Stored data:
========
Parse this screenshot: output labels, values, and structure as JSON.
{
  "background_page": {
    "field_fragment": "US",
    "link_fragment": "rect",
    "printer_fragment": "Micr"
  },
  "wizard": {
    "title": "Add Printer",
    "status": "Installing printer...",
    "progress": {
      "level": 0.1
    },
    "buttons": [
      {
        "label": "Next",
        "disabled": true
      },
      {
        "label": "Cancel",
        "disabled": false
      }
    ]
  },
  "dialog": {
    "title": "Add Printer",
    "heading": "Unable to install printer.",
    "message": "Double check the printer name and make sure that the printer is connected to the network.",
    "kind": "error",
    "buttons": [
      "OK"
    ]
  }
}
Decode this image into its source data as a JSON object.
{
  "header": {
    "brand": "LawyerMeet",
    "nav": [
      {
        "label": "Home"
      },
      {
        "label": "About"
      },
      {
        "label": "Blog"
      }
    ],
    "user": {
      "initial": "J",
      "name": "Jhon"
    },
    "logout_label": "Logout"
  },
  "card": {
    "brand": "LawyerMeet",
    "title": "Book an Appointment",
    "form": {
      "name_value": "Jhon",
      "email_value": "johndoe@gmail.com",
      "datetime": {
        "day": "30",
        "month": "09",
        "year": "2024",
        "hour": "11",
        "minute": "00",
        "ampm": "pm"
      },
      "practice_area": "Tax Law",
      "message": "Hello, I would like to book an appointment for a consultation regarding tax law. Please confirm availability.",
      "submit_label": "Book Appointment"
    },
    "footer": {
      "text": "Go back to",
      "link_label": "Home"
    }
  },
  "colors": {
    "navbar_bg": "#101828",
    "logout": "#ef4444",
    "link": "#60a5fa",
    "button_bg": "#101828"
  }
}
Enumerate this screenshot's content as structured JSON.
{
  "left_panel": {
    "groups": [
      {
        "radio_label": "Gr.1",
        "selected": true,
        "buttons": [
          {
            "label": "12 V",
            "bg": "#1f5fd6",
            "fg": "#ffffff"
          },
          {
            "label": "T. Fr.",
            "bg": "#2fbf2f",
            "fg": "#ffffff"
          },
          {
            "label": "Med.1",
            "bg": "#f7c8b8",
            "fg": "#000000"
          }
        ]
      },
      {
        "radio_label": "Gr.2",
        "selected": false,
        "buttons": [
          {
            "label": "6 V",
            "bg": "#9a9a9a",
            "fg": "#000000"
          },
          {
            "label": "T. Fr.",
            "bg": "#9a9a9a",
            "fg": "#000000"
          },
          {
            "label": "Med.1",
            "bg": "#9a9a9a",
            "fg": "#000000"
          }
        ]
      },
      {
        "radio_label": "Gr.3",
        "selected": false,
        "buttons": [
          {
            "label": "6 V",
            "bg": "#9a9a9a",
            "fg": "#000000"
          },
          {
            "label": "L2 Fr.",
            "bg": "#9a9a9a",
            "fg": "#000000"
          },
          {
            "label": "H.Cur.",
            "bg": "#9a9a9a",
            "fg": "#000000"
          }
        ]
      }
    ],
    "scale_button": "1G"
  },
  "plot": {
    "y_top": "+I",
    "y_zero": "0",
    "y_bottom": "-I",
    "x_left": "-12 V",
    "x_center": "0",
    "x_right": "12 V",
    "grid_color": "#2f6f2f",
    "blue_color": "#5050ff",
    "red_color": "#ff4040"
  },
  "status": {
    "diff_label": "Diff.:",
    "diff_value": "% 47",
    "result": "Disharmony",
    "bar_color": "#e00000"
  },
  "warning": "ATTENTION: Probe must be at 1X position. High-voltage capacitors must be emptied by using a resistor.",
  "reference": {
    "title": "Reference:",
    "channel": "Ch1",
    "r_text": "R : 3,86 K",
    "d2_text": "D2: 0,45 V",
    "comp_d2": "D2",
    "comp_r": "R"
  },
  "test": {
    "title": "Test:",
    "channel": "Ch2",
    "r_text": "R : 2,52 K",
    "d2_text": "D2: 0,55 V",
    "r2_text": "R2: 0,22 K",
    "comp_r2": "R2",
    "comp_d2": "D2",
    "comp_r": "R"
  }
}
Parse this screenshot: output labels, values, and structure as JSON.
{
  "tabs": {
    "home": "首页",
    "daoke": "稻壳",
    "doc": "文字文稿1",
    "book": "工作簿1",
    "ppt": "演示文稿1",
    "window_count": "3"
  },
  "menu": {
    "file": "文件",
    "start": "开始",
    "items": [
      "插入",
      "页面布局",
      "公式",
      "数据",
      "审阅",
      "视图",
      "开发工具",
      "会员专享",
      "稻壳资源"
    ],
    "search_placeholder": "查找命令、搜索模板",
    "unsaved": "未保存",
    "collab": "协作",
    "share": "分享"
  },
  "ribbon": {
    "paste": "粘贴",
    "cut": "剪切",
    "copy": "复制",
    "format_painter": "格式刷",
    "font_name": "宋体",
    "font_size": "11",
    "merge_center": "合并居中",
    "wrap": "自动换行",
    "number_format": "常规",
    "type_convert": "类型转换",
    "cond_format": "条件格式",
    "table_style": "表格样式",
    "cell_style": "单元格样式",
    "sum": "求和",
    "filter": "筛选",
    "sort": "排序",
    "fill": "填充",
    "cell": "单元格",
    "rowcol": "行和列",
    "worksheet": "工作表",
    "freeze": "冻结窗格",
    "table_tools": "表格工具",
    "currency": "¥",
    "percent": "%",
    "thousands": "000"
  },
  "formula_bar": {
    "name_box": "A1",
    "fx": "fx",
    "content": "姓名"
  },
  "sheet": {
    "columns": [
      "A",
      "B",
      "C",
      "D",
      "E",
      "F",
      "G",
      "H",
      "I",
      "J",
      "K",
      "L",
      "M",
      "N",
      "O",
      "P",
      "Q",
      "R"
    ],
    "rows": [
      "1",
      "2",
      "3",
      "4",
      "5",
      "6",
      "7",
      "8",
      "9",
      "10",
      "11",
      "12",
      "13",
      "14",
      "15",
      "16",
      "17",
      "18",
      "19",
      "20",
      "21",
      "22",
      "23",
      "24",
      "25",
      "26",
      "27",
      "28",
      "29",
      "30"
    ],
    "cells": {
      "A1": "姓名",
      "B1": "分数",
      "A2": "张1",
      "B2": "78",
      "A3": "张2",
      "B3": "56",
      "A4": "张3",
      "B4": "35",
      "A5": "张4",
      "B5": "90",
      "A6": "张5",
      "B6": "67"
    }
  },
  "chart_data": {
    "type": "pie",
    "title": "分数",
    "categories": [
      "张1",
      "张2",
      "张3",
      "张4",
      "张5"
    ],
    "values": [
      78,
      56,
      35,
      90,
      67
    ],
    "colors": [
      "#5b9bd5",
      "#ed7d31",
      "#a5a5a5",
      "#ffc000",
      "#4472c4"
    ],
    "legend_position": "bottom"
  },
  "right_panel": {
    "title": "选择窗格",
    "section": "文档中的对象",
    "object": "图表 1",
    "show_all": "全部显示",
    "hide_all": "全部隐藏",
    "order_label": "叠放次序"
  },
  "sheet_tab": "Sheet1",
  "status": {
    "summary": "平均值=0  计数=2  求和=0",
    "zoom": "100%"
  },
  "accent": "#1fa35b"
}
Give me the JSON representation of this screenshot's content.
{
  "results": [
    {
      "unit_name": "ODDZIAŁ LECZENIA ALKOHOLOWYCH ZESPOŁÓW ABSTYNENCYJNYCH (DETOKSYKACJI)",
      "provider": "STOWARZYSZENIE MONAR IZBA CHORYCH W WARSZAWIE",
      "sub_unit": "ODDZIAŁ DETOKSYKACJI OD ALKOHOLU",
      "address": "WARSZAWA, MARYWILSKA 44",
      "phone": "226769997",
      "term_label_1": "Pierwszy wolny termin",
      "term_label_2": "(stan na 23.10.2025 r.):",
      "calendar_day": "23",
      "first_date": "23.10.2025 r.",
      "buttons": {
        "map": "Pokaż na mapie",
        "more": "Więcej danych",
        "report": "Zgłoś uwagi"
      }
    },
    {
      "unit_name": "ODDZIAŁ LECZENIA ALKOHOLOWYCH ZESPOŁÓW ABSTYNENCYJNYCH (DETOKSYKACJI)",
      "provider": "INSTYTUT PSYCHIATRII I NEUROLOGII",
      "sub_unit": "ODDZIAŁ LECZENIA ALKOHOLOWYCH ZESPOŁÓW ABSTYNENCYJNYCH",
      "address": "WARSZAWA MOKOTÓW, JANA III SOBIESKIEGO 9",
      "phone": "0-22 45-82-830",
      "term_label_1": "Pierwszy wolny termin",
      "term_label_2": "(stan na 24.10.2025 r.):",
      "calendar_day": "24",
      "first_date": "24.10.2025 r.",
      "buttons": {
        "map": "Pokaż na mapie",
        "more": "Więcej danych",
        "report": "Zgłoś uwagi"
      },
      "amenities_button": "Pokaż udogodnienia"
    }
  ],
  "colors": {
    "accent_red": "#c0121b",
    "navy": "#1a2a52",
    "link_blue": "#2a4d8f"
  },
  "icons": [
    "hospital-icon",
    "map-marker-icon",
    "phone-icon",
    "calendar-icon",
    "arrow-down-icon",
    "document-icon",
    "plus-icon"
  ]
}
========
■ What the task requires ■
Find the word "screenshot" in the material, then list each line that holds it.

■ Task response ■
Parse this screenshot: output labels, values, and structure as JSON.
Enumerate this screenshot's content as structured JSON.
Parse this screenshot: output labels, values, and structure as JSON.
Give me the JSON representation of this screenshot's content.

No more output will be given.